### Instruction
Among the records below, find each line that includes the string "title" and copy it.

--- Begin ---

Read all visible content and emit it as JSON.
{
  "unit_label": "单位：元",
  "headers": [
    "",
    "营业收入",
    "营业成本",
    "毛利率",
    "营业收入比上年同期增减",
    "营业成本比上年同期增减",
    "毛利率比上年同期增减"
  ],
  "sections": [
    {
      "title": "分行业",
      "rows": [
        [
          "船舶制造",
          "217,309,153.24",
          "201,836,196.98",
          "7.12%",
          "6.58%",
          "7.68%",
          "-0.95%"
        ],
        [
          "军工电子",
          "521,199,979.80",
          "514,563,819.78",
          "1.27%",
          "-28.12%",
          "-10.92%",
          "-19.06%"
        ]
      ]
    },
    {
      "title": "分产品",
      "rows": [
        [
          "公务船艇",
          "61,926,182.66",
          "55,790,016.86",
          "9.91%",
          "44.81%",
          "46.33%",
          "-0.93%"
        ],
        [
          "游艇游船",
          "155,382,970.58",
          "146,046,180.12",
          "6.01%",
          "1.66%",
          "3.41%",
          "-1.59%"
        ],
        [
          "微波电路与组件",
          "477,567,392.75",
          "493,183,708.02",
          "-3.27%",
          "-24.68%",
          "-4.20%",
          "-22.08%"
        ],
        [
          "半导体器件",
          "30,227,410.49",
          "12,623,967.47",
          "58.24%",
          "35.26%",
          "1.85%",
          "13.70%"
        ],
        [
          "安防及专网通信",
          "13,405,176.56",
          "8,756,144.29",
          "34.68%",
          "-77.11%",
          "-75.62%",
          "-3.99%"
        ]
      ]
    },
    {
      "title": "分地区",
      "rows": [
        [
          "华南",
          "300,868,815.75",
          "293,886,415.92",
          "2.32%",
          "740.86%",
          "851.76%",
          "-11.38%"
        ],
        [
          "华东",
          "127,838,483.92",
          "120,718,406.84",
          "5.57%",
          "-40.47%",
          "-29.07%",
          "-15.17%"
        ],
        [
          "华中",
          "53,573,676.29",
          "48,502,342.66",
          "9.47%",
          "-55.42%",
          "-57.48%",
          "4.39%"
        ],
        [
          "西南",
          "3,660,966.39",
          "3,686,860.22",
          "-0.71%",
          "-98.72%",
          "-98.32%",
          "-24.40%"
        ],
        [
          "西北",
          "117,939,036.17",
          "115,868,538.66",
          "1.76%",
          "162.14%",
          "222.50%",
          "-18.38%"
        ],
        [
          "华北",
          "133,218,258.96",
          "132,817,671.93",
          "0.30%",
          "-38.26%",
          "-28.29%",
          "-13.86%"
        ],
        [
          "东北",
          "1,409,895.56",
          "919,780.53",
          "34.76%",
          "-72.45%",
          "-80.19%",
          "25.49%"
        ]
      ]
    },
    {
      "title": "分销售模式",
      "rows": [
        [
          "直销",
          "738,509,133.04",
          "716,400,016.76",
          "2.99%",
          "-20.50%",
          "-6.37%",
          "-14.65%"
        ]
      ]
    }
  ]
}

--- End ---

### Exercise solution
      "title": "分行业",
      "title": "分产品",
      "title": "分地区",
      "title": "分销售模式",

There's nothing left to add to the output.